>>
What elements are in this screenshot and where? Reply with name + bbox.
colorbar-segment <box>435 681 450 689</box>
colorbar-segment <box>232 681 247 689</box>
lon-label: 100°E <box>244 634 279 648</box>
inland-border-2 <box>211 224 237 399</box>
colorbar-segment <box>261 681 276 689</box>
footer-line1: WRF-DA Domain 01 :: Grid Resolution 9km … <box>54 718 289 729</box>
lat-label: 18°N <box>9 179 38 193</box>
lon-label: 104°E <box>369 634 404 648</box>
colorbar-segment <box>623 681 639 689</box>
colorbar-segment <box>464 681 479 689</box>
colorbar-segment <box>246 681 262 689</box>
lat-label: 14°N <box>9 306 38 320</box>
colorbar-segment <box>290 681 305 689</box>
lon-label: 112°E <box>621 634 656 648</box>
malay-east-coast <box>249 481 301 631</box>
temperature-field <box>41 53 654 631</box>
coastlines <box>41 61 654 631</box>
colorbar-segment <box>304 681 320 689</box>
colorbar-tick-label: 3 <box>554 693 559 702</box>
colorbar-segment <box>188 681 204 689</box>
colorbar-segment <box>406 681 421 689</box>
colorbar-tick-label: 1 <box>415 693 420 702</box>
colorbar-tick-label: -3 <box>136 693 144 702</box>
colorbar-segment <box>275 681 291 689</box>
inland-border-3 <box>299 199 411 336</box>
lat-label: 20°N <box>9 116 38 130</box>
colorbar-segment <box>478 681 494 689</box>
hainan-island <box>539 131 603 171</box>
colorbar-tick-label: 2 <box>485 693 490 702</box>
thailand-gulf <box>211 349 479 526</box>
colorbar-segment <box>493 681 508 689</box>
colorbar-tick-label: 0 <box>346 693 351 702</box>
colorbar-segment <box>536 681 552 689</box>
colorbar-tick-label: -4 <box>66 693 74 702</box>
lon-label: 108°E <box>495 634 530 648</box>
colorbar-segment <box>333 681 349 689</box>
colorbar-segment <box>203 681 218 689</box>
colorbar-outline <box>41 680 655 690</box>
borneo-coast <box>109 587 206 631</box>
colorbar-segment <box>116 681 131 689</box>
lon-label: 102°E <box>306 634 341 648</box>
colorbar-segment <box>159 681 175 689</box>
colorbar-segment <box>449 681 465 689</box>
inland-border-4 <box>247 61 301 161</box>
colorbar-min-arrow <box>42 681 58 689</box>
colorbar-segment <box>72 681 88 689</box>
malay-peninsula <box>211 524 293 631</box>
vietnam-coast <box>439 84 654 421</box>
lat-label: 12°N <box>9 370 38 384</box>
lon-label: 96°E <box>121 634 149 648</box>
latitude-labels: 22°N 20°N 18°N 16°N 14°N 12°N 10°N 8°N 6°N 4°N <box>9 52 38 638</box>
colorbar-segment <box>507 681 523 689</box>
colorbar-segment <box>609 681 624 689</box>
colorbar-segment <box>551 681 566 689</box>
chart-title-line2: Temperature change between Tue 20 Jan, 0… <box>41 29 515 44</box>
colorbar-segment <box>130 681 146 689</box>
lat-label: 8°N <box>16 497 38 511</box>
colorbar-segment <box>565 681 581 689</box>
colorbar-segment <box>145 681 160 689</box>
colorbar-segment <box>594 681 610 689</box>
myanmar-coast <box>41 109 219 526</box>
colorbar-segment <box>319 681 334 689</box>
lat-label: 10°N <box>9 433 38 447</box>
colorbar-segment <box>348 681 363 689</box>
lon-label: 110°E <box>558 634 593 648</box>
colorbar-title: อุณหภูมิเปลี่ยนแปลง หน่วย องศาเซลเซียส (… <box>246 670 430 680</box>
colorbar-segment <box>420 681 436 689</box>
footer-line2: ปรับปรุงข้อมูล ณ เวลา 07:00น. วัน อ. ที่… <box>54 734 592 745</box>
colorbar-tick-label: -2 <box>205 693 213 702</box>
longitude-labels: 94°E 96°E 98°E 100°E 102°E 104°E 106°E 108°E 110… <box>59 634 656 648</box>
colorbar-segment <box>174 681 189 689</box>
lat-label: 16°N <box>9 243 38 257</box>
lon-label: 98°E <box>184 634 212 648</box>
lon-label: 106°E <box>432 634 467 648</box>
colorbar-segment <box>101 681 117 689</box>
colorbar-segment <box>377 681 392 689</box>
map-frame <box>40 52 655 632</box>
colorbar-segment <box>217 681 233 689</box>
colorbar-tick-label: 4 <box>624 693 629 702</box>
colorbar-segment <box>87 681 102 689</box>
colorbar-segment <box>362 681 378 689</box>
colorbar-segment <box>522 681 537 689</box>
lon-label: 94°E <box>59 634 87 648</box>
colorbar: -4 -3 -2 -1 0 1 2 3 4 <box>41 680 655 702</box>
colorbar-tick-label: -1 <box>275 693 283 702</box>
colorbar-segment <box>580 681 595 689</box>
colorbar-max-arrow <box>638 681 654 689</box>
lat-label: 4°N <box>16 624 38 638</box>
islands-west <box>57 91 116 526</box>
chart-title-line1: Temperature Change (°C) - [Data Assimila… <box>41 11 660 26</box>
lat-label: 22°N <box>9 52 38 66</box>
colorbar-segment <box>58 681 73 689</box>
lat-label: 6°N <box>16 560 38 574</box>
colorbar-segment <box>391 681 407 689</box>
<<
• [Work to be completed]: Output every line of the data above again without changing anything.

• [Correct answer]:
What elements are in this screenshot and where? Reply with name + bbox.
colorbar-segment <box>435 681 450 689</box>
colorbar-segment <box>232 681 247 689</box>
lon-label: 100°E <box>244 634 279 648</box>
inland-border-2 <box>211 224 237 399</box>
colorbar-segment <box>261 681 276 689</box>
footer-line1: WRF-DA Domain 01 :: Grid Resolution 9km … <box>54 718 289 729</box>
lat-label: 18°N <box>9 179 38 193</box>
lon-label: 104°E <box>369 634 404 648</box>
colorbar-segment <box>623 681 639 689</box>
colorbar-segment <box>464 681 479 689</box>
colorbar-segment <box>246 681 262 689</box>
lat-label: 14°N <box>9 306 38 320</box>
colorbar-segment <box>290 681 305 689</box>
lon-label: 112°E <box>621 634 656 648</box>
malay-east-coast <box>249 481 301 631</box>
temperature-field <box>41 53 654 631</box>
coastlines <box>41 61 654 631</box>
colorbar-segment <box>304 681 320 689</box>
colorbar-tick-label: 3 <box>554 693 559 702</box>
colorbar-segment <box>188 681 204 689</box>
colorbar-segment <box>406 681 421 689</box>
colorbar-tick-label: 1 <box>415 693 420 702</box>
colorbar-tick-label: -3 <box>136 693 144 702</box>
colorbar-segment <box>275 681 291 689</box>
inland-border-3 <box>299 199 411 336</box>
lat-label: 20°N <box>9 116 38 130</box>
colorbar-segment <box>478 681 494 689</box>
hainan-island <box>539 131 603 171</box>
colorbar-tick-label: 2 <box>485 693 490 702</box>
thailand-gulf <box>211 349 479 526</box>
colorbar-segment <box>493 681 508 689</box>
colorbar-tick-label: 0 <box>346 693 351 702</box>
colorbar-segment <box>536 681 552 689</box>
colorbar-tick-label: -4 <box>66 693 74 702</box>
lon-label: 108°E <box>495 634 530 648</box>
colorbar-segment <box>333 681 349 689</box>
colorbar-segment <box>203 681 218 689</box>
colorbar-outline <box>41 680 655 690</box>
borneo-coast <box>109 587 206 631</box>
colorbar-segment <box>116 681 131 689</box>
lon-label: 102°E <box>306 634 341 648</box>
colorbar-segment <box>159 681 175 689</box>
colorbar-segment <box>449 681 465 689</box>
inland-border-4 <box>247 61 301 161</box>
colorbar-min-arrow <box>42 681 58 689</box>
colorbar-segment <box>72 681 88 689</box>
malay-peninsula <box>211 524 293 631</box>
vietnam-coast <box>439 84 654 421</box>
lat-label: 12°N <box>9 370 38 384</box>
lon-label: 96°E <box>121 634 149 648</box>
latitude-labels: 22°N 20°N 18°N 16°N 14°N 12°N 10°N 8°N 6°N 4°N <box>9 52 38 638</box>
colorbar-segment <box>507 681 523 689</box>
colorbar-segment <box>609 681 624 689</box>
colorbar-segment <box>551 681 566 689</box>
chart-title-line2: Temperature change between Tue 20 Jan, 0… <box>41 29 515 44</box>
colorbar-segment <box>130 681 146 689</box>
lat-label: 8°N <box>16 497 38 511</box>
colorbar-segment <box>565 681 581 689</box>
colorbar-segment <box>145 681 160 689</box>
colorbar-segment <box>594 681 610 689</box>
myanmar-coast <box>41 109 219 526</box>
colorbar-segment <box>319 681 334 689</box>
lat-label: 10°N <box>9 433 38 447</box>
colorbar-segment <box>348 681 363 689</box>
lon-label: 110°E <box>558 634 593 648</box>
colorbar-title: อุณหภูมิเปลี่ยนแปลง หน่วย องศาเซลเซียส (… <box>246 670 430 680</box>
colorbar-segment <box>420 681 436 689</box>
footer-line2: ปรับปรุงข้อมูล ณ เวลา 07:00น. วัน อ. ที่… <box>54 734 592 745</box>
colorbar-tick-label: -2 <box>205 693 213 702</box>
longitude-labels: 94°E 96°E 98°E 100°E 102°E 104°E 106°E 108°E 110… <box>59 634 656 648</box>
colorbar-segment <box>174 681 189 689</box>
lat-label: 16°N <box>9 243 38 257</box>
lon-label: 98°E <box>184 634 212 648</box>
lon-label: 106°E <box>432 634 467 648</box>
colorbar-segment <box>101 681 117 689</box>
colorbar-segment <box>377 681 392 689</box>
map-frame <box>40 52 655 632</box>
colorbar-segment <box>217 681 233 689</box>
colorbar-tick-label: 4 <box>624 693 629 702</box>
colorbar-segment <box>87 681 102 689</box>
colorbar-segment <box>362 681 378 689</box>
colorbar-segment <box>522 681 537 689</box>
lon-label: 94°E <box>59 634 87 648</box>
colorbar: -4 -3 -2 -1 0 1 2 3 4 <box>41 680 655 702</box>
colorbar-tick-label: -1 <box>275 693 283 702</box>
colorbar-segment <box>580 681 595 689</box>
colorbar-max-arrow <box>638 681 654 689</box>
lat-label: 4°N <box>16 624 38 638</box>
islands-west <box>57 91 116 526</box>
chart-title-line1: Temperature Change (°C) - [Data Assimila… <box>41 11 660 26</box>
lat-label: 22°N <box>9 52 38 66</box>
colorbar-segment <box>58 681 73 689</box>
lat-label: 6°N <box>16 560 38 574</box>
colorbar-segment <box>391 681 407 689</box>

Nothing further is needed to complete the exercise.